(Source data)

━━━━━━━━━━━━━━━━━━━━━━━━━━━━━━

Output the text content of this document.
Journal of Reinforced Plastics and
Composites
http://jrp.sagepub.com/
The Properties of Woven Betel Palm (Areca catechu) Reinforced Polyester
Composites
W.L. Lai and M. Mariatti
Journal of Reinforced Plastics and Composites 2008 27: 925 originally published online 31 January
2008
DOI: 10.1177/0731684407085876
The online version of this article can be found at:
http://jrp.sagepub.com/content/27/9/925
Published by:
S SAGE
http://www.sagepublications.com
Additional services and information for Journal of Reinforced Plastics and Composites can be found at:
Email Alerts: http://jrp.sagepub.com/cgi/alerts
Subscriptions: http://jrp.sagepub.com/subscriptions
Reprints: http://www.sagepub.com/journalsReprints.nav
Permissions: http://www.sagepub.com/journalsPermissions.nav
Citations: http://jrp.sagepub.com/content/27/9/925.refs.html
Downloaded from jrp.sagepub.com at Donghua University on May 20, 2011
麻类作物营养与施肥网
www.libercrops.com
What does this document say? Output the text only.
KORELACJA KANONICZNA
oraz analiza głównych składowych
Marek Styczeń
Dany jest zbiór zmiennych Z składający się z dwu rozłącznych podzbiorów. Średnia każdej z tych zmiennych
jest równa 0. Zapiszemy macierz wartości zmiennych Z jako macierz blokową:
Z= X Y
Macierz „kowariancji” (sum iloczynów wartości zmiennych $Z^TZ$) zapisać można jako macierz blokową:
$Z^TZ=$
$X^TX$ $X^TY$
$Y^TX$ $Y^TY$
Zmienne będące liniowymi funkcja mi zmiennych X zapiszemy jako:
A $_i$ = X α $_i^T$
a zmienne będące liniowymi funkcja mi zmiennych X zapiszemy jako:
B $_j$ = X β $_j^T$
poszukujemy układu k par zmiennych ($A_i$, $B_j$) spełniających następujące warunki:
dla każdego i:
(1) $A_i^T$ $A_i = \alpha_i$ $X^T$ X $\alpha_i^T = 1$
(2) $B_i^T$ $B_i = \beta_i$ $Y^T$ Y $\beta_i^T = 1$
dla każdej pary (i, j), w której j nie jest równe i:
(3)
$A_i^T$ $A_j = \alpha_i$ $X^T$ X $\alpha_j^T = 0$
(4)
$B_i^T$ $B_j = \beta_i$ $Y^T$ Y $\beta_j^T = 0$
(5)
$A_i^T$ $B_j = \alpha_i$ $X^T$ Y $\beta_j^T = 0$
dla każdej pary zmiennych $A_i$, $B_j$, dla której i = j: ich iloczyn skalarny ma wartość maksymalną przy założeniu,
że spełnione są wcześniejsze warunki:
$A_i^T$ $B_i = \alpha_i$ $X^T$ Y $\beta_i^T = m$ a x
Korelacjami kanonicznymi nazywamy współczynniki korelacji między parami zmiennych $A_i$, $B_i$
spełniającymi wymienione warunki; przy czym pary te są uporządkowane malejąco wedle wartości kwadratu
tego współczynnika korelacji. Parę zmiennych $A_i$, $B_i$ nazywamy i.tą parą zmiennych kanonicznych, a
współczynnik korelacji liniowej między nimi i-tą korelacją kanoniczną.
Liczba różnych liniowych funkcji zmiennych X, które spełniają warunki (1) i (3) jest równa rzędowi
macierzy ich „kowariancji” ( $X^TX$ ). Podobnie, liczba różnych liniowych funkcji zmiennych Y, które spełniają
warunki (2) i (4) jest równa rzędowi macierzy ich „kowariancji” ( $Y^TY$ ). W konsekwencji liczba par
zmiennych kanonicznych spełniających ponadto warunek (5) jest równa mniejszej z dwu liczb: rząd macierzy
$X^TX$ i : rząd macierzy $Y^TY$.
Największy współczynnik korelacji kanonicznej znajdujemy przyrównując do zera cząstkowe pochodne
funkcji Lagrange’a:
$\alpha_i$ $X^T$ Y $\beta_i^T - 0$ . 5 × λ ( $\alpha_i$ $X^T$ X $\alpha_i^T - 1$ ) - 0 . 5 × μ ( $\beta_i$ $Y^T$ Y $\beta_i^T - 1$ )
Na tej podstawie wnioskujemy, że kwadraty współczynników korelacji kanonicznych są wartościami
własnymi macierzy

━━━━━━━━━━━━━━━━━━━━━━━━━━━━━━

_Written request_
Write down every line of the data exactly as it appears above.

_Reply_
Output the text content of this document.
Journal of Reinforced Plastics and
Composites
http://jrp.sagepub.com/
The Properties of Woven Betel Palm (Areca catechu) Reinforced Polyester
Composites
W.L. Lai and M. Mariatti
Journal of Reinforced Plastics and Composites 2008 27: 925 originally published online 31 January
2008
DOI: 10.1177/0731684407085876
The online version of this article can be found at:
http://jrp.sagepub.com/content/27/9/925
Published by:
S SAGE
http://www.sagepublications.com
Additional services and information for Journal of Reinforced Plastics and Composites can be found at:
Email Alerts: http://jrp.sagepub.com/cgi/alerts
Subscriptions: http://jrp.sagepub.com/subscriptions
Reprints: http://www.sagepub.com/journalsReprints.nav
Permissions: http://www.sagepub.com/journalsPermissions.nav
Citations: http://jrp.sagepub.com/content/27/9/925.refs.html
Downloaded from jrp.sagepub.com at Donghua University on May 20, 2011
麻类作物营养与施肥网
www.libercrops.com
What does this document say? Output the text only.
KORELACJA KANONICZNA
oraz analiza głównych składowych
Marek Styczeń
Dany jest zbiór zmiennych Z składający się z dwu rozłącznych podzbiorów. Średnia każdej z tych zmiennych
jest równa 0. Zapiszemy macierz wartości zmiennych Z jako macierz blokową:
Z= X Y
Macierz „kowariancji” (sum iloczynów wartości zmiennych $Z^TZ$) zapisać można jako macierz blokową:
$Z^TZ=$
$X^TX$ $X^TY$
$Y^TX$ $Y^TY$
Zmienne będące liniowymi funkcja mi zmiennych X zapiszemy jako:
A $_i$ = X α $_i^T$
a zmienne będące liniowymi funkcja mi zmiennych X zapiszemy jako:
B $_j$ = X β $_j^T$
poszukujemy układu k par zmiennych ($A_i$, $B_j$) spełniających następujące warunki:
dla każdego i:
(1) $A_i^T$ $A_i = \alpha_i$ $X^T$ X $\alpha_i^T = 1$
(2) $B_i^T$ $B_i = \beta_i$ $Y^T$ Y $\beta_i^T = 1$
dla każdej pary (i, j), w której j nie jest równe i:
(3)
$A_i^T$ $A_j = \alpha_i$ $X^T$ X $\alpha_j^T = 0$
(4)
$B_i^T$ $B_j = \beta_i$ $Y^T$ Y $\beta_j^T = 0$
(5)
$A_i^T$ $B_j = \alpha_i$ $X^T$ Y $\beta_j^T = 0$
dla każdej pary zmiennych $A_i$, $B_j$, dla której i = j: ich iloczyn skalarny ma wartość maksymalną przy założeniu,
że spełnione są wcześniejsze warunki:
$A_i^T$ $B_i = \alpha_i$ $X^T$ Y $\beta_i^T = m$ a x
Korelacjami kanonicznymi nazywamy współczynniki korelacji między parami zmiennych $A_i$, $B_i$
spełniającymi wymienione warunki; przy czym pary te są uporządkowane malejąco wedle wartości kwadratu
tego współczynnika korelacji. Parę zmiennych $A_i$, $B_i$ nazywamy i.tą parą zmiennych kanonicznych, a
współczynnik korelacji liniowej między nimi i-tą korelacją kanoniczną.
Liczba różnych liniowych funkcji zmiennych X, które spełniają warunki (1) i (3) jest równa rzędowi
macierzy ich „kowariancji” ( $X^TX$ ). Podobnie, liczba różnych liniowych funkcji zmiennych Y, które spełniają
warunki (2) i (4) jest równa rzędowi macierzy ich „kowariancji” ( $Y^TY$ ). W konsekwencji liczba par
zmiennych kanonicznych spełniających ponadto warunek (5) jest równa mniejszej z dwu liczb: rząd macierzy
$X^TX$ i : rząd macierzy $Y^TY$.
Największy współczynnik korelacji kanonicznej znajdujemy przyrównując do zera cząstkowe pochodne
funkcji Lagrange’a:
$\alpha_i$ $X^T$ Y $\beta_i^T - 0$ . 5 × λ ( $\alpha_i$ $X^T$ X $\alpha_i^T - 1$ ) - 0 . 5 × μ ( $\beta_i$ $Y^T$ Y $\beta_i^T - 1$ )
Na tej podstawie wnioskujemy, że kwadraty współczynników korelacji kanonicznych są wartościami
własnymi macierzy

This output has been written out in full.